╭──

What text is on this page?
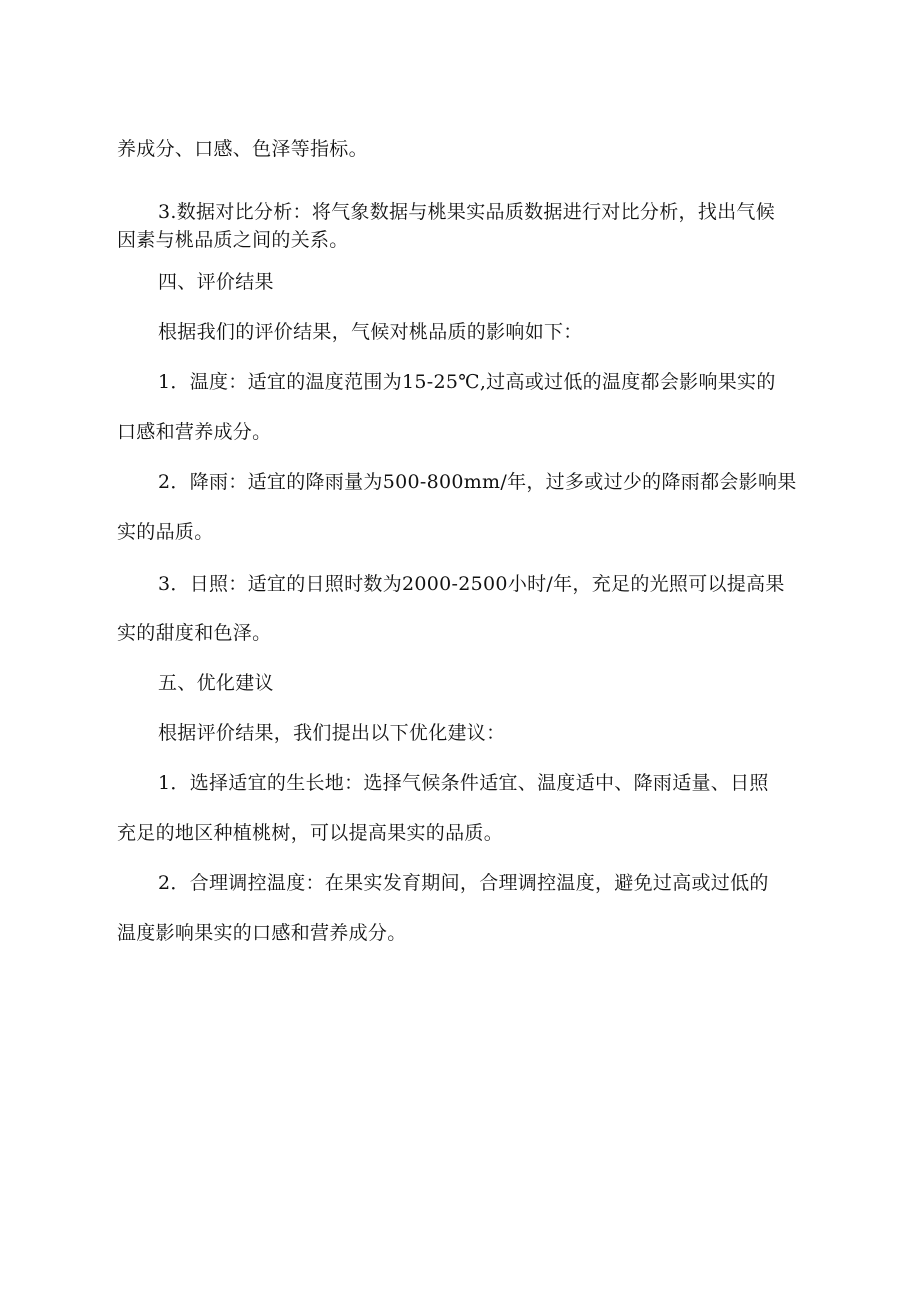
养成分、口感、色泽等指标。

3.数据对比分析：将气象数据与桃果实品质数据进行对比分析，找出气候

因素与桃品质之间的关系。

四、评价结果

根据我们的评价结果，气候对桃品质的影响如下：

1．温度：适宜的温度范围为15-25℃,过高或过低的温度都会影响果实的

口感和营养成分。

2．降雨：适宜的降雨量为500-800mm/年，过多或过少的降雨都会影响果

实的品质。

3．日照：适宜的日照时数为2000-2500小时/年，充足的光照可以提高果

实的甜度和色泽。

五、优化建议

根据评价结果，我们提出以下优化建议：

1．选择适宜的生长地：选择气候条件适宜、温度适中、降雨适量、日照

充足的地区种植桃树，可以提高果实的品质。

2．合理调控温度：在果实发育期间，合理调控温度，避免过高或过低的

温度影响果实的口感和营养成分。
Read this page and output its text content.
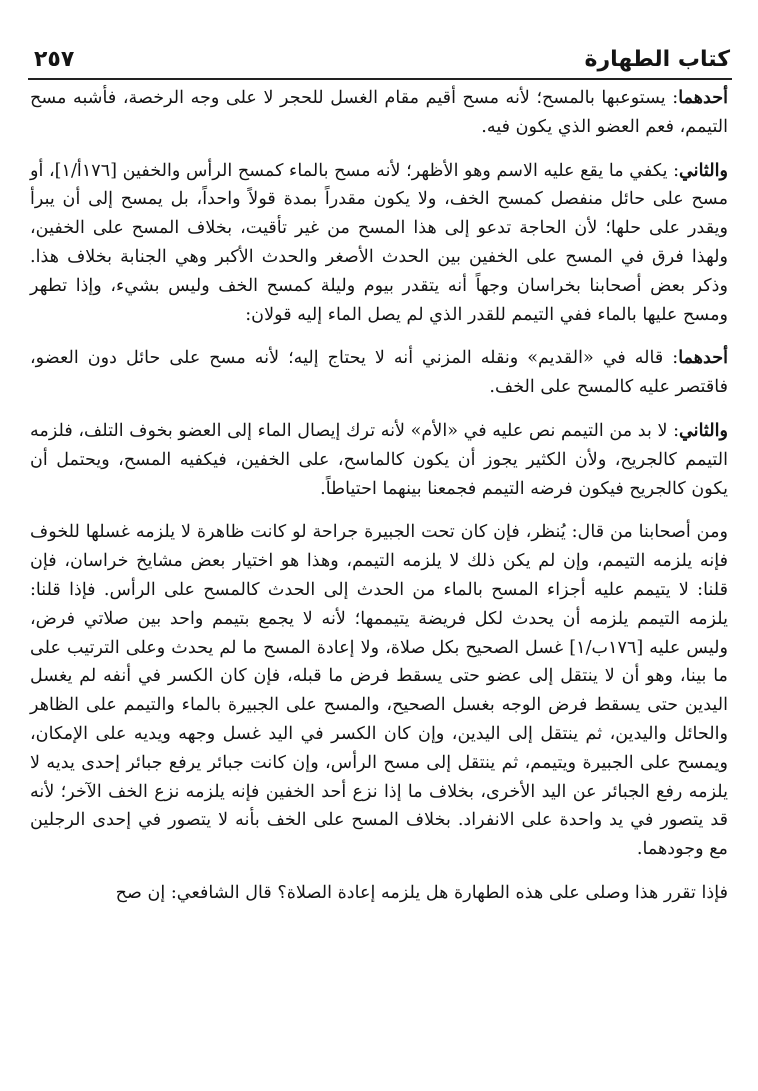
٢٥٧	كتاب الطهارة

أحدهما: يستوعبها بالمسح؛ لأنه مسح أقيم مقام الغسل للحجر لا على وجه الرخصة، فأشبه مسح التيمم، فعم العضو الذي يكون فيه.

والثاني: يكفي ما يقع عليه الاسم وهو الأظهر؛ لأنه مسح بالماء كمسح الرأس والخفين [١٧٦أ/١]، أو مسح على حائل منفصل كمسح الخف، ولا يكون مقدراً بمدة قولاً واحداً، بل يمسح إلى أن يبرأ ويقدر على حلها؛ لأن الحاجة تدعو إلى هذا المسح من غير تأقيت، بخلاف المسح على الخفين، ولهذا فرق في المسح على الخفين بين الحدث الأصغر والحدث الأكبر وهي الجنابة بخلاف هذا. وذكر بعض أصحابنا بخراسان وجهاً أنه يتقدر بيوم وليلة كمسح الخف وليس بشيء، وإذا تطهر ومسح عليها بالماء ففي التيمم للقدر الذي لم يصل الماء إليه قولان:

أحدهما: قاله في «القديم» ونقله المزني أنه لا يحتاج إليه؛ لأنه مسح على حائل دون العضو، فاقتصر عليه كالمسح على الخف.

والثاني: لا بد من التيمم نص عليه في «الأم» لأنه ترك إيصال الماء إلى العضو بخوف التلف، فلزمه التيمم كالجريح، ولأن الكثير يجوز أن يكون كالماسح، على الخفين، فيكفيه المسح، ويحتمل أن يكون كالجريح فيكون فرضه التيمم فجمعنا بينهما احتياطاً.

ومن أصحابنا من قال: يُنظر، فإن كان تحت الجبيرة جراحة لو كانت ظاهرة لا يلزمه غسلها للخوف فإنه يلزمه التيمم، وإن لم يكن ذلك لا يلزمه التيمم، وهذا هو اختيار بعض مشايخ خراسان، فإن قلنا: لا يتيمم عليه أجزاء المسح بالماء من الحدث إلى الحدث كالمسح على الرأس. فإذا قلنا: يلزمه التيمم يلزمه أن يحدث لكل فريضة يتيممها؛ لأنه لا يجمع بتيمم واحد بين صلاتي فرض، وليس عليه [١٧٦ب/١] غسل الصحيح بكل صلاة، ولا إعادة المسح ما لم يحدث وعلى الترتيب على ما بينا، وهو أن لا ينتقل إلى عضو حتى يسقط فرض ما قبله، فإن كان الكسر في أنفه لم يغسل اليدين حتى يسقط فرض الوجه بغسل الصحيح، والمسح على الجبيرة بالماء والتيمم على الظاهر والحائل واليدين، ثم ينتقل إلى اليدين، وإن كان الكسر في اليد غسل وجهه ويديه على الإمكان، ويمسح على الجبيرة ويتيمم، ثم ينتقل إلى مسح الرأس، وإن كانت جبائر يرفع جبائر إحدى يديه لا يلزمه رفع الجبائر عن اليد الأخرى، بخلاف ما إذا نزع أحد الخفين فإنه يلزمه نزع الخف الآخر؛ لأنه قد يتصور في يد واحدة على الانفراد. بخلاف المسح على الخف بأنه لا يتصور في إحدى الرجلين مع وجودهما.

فإذا تقرر هذا وصلى على هذه الطهارة هل يلزمه إعادة الصلاة؟ قال الشافعي: إن صح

╰──

* SHORT PROBLEM:
Copy and report every line where the word "الذي" is present.

* REPLY TO THE TASK:
أحدهما: يستوعبها بالمسح؛ لأنه مسح أقيم مقام الغسل للحجر لا على وجه الرخصة، فأشبه مسح التيمم، فعم العضو الذي يكون فيه.
والثاني: يكفي ما يقع عليه الاسم وهو الأظهر؛ لأنه مسح بالماء كمسح الرأس والخفين [١٧٦أ/١]، أو مسح على حائل منفصل كمسح الخف، ولا يكون مقدراً بمدة قولاً واحداً، بل يمسح إلى أن يبرأ ويقدر على حلها؛ لأن الحاجة تدعو إلى هذا المسح من غير تأقيت، بخلاف المسح على الخفين، ولهذا فرق في المسح على الخفين بين الحدث الأصغر والحدث الأكبر وهي الجنابة بخلاف هذا. وذكر بعض أصحابنا بخراسان وجهاً أنه يتقدر بيوم وليلة كمسح الخف وليس بشيء، وإذا تطهر ومسح عليها بالماء ففي التيمم للقدر الذي لم يصل الماء إليه قولان:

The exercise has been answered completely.